=== SHORT PROBLEM ===
Write out the whole listing again, exactly as given.

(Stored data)

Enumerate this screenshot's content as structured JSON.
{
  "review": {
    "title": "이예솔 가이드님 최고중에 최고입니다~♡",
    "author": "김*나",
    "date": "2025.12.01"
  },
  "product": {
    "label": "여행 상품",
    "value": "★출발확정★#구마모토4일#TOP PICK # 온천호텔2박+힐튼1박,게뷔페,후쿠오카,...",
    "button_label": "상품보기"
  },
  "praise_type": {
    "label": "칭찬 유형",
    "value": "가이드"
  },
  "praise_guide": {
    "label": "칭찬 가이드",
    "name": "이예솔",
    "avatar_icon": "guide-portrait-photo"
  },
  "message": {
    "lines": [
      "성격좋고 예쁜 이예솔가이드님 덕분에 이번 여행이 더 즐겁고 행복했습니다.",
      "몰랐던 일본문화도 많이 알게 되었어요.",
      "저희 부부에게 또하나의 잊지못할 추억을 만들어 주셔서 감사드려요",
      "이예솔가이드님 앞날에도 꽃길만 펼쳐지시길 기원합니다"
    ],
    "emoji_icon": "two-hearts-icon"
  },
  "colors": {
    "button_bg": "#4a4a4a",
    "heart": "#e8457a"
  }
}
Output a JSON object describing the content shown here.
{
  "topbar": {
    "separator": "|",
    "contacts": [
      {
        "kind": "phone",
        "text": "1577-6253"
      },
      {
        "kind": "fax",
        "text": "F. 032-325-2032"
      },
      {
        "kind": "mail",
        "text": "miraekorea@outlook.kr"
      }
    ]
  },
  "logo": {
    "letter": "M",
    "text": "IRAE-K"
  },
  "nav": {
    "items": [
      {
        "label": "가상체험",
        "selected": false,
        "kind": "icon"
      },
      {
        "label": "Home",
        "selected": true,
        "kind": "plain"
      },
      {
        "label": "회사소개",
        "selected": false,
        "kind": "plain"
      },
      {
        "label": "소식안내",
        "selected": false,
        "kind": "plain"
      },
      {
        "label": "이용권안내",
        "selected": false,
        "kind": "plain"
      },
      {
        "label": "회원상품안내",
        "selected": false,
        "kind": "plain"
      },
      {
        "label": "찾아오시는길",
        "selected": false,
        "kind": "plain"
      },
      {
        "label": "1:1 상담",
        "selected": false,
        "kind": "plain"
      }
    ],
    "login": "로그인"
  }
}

=== RESULT OF THIS TASK ===
Enumerate this screenshot's content as structured JSON.
{
  "review": {
    "title": "이예솔 가이드님 최고중에 최고입니다~♡",
    "author": "김*나",
    "date": "2025.12.01"
  },
  "product": {
    "label": "여행 상품",
    "value": "★출발확정★#구마모토4일#TOP PICK # 온천호텔2박+힐튼1박,게뷔페,후쿠오카,...",
    "button_label": "상품보기"
  },
  "praise_type": {
    "label": "칭찬 유형",
    "value": "가이드"
  },
  "praise_guide": {
    "label": "칭찬 가이드",
    "name": "이예솔",
    "avatar_icon": "guide-portrait-photo"
  },
  "message": {
    "lines": [
      "성격좋고 예쁜 이예솔가이드님 덕분에 이번 여행이 더 즐겁고 행복했습니다.",
      "몰랐던 일본문화도 많이 알게 되었어요.",
      "저희 부부에게 또하나의 잊지못할 추억을 만들어 주셔서 감사드려요",
      "이예솔가이드님 앞날에도 꽃길만 펼쳐지시길 기원합니다"
    ],
    "emoji_icon": "two-hearts-icon"
  },
  "colors": {
    "button_bg": "#4a4a4a",
    "heart": "#e8457a"
  }
}
Output a JSON object describing the content shown here.
{
  "topbar": {
    "separator": "|",
    "contacts": [
      {
        "kind": "phone",
        "text": "1577-6253"
      },
      {
        "kind": "fax",
        "text": "F. 032-325-2032"
      },
      {
        "kind": "mail",
        "text": "miraekorea@outlook.kr"
      }
    ]
  },
  "logo": {
    "letter": "M",
    "text": "IRAE-K"
  },
  "nav": {
    "items": [
      {
        "label": "가상체험",
        "selected": false,
        "kind": "icon"
      },
      {
        "label": "Home",
        "selected": true,
        "kind": "plain"
      },
      {
        "label": "회사소개",
        "selected": false,
        "kind": "plain"
      },
      {
        "label": "소식안내",
        "selected": false,
        "kind": "plain"
      },
      {
        "label": "이용권안내",
        "selected": false,
        "kind": "plain"
      },
      {
        "label": "회원상품안내",
        "selected": false,
        "kind": "plain"
      },
      {
        "label": "찾아오시는길",
        "selected": false,
        "kind": "plain"
      },
      {
        "label": "1:1 상담",
        "selected": false,
        "kind": "plain"
      }
    ],
    "login": "로그인"
  }
}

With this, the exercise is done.